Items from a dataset
□ □ □ □ □

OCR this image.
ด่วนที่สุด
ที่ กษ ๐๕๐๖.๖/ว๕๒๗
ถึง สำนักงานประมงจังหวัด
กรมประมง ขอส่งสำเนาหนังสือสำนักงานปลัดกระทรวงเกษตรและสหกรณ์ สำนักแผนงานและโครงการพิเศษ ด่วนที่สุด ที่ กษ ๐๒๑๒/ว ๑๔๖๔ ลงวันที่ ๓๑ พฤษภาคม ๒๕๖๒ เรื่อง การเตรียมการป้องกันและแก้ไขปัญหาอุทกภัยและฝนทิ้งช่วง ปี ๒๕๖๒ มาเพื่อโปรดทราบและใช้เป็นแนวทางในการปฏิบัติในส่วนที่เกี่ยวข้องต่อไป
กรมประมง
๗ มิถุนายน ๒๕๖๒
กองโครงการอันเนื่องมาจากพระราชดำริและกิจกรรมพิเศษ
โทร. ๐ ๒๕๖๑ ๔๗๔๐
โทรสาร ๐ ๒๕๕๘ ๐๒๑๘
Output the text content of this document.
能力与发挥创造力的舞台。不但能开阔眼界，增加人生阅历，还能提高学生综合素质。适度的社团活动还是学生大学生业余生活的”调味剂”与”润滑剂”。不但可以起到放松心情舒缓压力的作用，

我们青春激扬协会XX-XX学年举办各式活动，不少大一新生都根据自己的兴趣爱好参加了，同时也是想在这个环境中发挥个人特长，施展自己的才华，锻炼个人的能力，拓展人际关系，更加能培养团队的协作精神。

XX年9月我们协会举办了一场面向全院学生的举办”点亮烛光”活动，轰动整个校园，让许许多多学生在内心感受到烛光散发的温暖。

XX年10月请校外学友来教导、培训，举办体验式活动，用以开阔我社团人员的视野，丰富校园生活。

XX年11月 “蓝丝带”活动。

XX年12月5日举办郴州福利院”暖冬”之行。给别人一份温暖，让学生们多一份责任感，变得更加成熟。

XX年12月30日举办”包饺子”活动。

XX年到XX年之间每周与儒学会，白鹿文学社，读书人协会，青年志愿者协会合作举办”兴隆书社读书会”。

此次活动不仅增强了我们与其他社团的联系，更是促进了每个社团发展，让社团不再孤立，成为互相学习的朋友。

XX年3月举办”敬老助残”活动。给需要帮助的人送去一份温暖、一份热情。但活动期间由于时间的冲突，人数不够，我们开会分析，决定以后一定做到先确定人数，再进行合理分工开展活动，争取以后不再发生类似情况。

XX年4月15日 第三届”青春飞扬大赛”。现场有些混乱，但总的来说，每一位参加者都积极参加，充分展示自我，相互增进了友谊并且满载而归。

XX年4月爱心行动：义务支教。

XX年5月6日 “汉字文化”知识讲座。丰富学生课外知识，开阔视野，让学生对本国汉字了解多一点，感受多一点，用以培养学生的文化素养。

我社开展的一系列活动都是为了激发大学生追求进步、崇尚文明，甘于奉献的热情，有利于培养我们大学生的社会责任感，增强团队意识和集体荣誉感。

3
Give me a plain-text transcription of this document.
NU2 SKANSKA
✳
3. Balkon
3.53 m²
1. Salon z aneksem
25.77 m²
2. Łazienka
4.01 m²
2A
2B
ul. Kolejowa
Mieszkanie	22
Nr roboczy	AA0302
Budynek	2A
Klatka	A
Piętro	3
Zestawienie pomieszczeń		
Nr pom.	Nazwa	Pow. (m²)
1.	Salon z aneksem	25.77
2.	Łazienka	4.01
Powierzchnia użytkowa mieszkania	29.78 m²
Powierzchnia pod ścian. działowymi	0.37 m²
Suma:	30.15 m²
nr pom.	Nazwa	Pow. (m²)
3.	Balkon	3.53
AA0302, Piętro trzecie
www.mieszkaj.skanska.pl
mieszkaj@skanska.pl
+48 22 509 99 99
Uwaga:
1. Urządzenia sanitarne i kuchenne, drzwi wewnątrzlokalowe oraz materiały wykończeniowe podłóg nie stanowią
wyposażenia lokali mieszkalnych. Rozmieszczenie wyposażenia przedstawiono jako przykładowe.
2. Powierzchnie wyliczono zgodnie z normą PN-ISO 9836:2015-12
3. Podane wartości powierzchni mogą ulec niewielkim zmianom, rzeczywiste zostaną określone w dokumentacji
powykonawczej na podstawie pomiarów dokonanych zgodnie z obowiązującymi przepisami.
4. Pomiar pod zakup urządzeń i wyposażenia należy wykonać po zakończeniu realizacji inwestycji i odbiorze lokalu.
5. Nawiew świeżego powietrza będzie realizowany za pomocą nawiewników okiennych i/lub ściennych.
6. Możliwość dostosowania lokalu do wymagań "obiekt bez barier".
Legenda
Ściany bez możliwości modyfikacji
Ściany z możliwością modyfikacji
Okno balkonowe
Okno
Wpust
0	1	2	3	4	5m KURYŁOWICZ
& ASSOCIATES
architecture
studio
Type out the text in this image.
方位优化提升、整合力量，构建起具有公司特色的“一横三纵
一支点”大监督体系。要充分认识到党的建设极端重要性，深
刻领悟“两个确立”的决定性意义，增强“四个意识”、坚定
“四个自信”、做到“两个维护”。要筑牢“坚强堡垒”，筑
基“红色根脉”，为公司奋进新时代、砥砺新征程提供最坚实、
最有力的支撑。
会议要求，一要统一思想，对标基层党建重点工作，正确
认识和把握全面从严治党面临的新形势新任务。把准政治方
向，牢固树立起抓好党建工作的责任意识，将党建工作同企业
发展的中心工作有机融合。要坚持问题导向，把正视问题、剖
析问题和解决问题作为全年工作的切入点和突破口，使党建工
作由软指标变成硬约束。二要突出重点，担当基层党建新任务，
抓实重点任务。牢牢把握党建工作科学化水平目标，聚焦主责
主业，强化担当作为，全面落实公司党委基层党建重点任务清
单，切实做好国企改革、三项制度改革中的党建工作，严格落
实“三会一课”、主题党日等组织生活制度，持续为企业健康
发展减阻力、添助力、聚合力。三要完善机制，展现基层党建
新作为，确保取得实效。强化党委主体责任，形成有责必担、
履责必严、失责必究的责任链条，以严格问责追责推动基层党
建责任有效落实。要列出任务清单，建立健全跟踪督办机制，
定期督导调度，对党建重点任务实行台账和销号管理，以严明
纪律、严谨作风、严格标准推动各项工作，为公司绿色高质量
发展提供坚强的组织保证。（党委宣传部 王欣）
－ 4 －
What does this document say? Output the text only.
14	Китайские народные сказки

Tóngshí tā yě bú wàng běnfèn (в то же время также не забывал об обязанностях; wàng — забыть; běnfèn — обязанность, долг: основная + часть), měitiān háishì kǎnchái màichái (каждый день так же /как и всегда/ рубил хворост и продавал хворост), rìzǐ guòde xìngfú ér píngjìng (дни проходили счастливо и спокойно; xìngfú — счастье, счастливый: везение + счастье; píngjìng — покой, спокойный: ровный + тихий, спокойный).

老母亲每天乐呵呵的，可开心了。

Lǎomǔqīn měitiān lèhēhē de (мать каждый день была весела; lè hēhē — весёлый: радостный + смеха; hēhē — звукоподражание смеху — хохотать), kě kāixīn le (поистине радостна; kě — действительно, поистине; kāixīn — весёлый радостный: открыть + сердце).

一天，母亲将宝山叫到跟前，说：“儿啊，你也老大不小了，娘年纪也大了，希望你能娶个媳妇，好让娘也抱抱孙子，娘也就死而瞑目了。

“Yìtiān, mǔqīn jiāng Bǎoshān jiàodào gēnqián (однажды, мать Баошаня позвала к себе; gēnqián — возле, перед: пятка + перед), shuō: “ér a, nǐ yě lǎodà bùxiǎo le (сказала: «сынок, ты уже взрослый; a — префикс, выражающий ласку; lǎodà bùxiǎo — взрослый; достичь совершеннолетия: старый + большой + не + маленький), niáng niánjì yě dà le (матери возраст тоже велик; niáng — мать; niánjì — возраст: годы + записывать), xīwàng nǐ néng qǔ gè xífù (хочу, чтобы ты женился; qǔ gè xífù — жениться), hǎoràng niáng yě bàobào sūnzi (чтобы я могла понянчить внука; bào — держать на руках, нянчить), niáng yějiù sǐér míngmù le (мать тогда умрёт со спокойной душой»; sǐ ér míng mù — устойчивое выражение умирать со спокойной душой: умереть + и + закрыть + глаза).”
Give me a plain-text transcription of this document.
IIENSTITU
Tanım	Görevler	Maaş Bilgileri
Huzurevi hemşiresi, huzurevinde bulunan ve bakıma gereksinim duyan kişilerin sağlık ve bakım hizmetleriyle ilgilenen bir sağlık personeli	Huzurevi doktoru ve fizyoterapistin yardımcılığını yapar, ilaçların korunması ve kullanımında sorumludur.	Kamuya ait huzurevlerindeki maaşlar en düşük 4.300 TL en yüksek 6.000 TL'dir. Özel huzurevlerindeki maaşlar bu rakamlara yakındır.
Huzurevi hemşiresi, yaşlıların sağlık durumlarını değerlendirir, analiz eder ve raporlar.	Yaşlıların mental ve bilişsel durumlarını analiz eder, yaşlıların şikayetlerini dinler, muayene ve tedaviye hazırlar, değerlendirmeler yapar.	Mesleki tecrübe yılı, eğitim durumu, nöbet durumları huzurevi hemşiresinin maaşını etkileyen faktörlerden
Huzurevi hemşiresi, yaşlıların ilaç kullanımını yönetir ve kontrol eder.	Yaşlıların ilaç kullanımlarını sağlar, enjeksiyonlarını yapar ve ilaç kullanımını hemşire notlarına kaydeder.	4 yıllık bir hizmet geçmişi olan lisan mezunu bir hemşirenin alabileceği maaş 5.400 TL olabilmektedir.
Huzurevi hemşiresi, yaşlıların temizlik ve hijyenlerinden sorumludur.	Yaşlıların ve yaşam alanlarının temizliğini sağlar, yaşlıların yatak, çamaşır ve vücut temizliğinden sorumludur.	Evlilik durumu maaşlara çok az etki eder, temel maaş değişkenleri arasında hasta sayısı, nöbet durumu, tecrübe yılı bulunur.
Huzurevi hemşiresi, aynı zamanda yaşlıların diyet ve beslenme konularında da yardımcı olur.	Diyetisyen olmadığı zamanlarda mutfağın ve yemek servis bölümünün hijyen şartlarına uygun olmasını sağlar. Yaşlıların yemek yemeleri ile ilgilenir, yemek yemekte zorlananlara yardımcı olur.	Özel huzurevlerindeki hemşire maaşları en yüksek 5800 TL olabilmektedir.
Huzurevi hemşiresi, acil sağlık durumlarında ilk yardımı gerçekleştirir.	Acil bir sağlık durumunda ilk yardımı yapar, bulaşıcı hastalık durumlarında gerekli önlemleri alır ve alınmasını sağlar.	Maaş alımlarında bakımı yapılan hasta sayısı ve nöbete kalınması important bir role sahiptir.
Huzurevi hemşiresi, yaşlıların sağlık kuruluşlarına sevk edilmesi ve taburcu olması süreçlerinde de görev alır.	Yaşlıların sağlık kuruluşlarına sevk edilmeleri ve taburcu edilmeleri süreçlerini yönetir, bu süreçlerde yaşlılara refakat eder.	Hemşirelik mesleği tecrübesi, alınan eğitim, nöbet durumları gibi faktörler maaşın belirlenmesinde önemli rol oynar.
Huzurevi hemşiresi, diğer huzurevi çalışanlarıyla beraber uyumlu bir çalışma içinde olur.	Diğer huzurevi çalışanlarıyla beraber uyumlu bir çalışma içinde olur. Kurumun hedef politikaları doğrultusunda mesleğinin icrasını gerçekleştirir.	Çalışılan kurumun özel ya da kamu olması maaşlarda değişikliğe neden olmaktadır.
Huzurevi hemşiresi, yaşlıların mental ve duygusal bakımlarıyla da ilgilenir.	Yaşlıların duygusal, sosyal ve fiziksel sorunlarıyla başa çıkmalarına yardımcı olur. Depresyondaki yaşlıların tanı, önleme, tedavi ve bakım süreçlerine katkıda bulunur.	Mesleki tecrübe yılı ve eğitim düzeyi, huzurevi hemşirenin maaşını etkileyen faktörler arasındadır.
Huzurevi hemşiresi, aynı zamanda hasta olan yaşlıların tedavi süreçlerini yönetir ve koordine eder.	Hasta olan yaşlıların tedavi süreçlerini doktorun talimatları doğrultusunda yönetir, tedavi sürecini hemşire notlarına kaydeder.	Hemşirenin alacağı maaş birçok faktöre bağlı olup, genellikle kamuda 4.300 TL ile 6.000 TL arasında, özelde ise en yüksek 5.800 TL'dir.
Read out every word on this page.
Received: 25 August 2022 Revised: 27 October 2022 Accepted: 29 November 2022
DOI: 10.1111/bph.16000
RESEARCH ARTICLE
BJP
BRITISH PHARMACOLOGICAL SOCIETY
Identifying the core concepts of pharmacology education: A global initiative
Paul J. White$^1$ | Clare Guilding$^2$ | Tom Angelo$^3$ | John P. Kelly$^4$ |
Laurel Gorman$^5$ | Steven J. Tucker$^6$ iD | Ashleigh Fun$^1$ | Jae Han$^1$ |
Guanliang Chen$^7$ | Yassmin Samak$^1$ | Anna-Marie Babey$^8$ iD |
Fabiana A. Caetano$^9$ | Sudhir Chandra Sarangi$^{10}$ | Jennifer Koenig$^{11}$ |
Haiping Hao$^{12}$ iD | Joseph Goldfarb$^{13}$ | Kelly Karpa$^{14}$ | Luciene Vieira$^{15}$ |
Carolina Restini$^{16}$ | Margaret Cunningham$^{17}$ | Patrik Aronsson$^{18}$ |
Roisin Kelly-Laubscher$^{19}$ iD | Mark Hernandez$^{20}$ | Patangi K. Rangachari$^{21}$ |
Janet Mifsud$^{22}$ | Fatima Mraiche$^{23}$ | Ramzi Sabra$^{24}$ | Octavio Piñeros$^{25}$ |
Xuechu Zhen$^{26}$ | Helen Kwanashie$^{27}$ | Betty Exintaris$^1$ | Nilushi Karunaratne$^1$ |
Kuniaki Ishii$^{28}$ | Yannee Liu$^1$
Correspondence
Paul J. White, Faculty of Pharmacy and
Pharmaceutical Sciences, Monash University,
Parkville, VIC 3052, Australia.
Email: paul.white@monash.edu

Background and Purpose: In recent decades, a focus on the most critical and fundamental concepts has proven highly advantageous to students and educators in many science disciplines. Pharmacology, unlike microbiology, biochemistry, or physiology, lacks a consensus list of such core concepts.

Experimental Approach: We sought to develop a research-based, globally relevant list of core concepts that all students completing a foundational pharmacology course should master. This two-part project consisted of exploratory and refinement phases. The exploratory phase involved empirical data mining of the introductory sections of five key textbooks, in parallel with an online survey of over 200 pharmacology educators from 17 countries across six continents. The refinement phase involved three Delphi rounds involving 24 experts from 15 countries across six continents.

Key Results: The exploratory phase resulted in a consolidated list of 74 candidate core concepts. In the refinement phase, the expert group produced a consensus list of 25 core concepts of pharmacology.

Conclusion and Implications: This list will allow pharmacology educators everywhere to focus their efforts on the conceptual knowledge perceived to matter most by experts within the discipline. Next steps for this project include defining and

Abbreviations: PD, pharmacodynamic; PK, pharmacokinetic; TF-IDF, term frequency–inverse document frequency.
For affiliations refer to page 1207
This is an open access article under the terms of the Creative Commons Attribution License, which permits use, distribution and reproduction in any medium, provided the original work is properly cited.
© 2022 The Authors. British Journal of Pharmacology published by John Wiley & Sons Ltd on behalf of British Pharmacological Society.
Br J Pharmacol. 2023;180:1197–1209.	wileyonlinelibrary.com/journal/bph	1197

□ □ □ □ □

- _Task requirements_
Using the listing above, list every line in which the string "sayısı" occurs.

- _The result_
Huzurevi hemşiresi, yaşlıların temizlik ve hijyenlerinden sorumludur.	Yaşlıların ve yaşam alanlarının temizliğini sağlar, yaşlıların yatak, çamaşır ve vücut temizliğinden sorumludur.	Evlilik durumu maaşlara çok az etki eder, temel maaş değişkenleri arasında hasta sayısı, nöbet durumu, tecrübe yılı bulunur.
Huzurevi hemşiresi, acil sağlık durumlarında ilk yardımı gerçekleştirir.	Acil bir sağlık durumunda ilk yardımı yapar, bulaşıcı hastalık durumlarında gerekli önlemleri alır ve alınmasını sağlar.	Maaş alımlarında bakımı yapılan hasta sayısı ve nöbete kalınması important bir role sahiptir.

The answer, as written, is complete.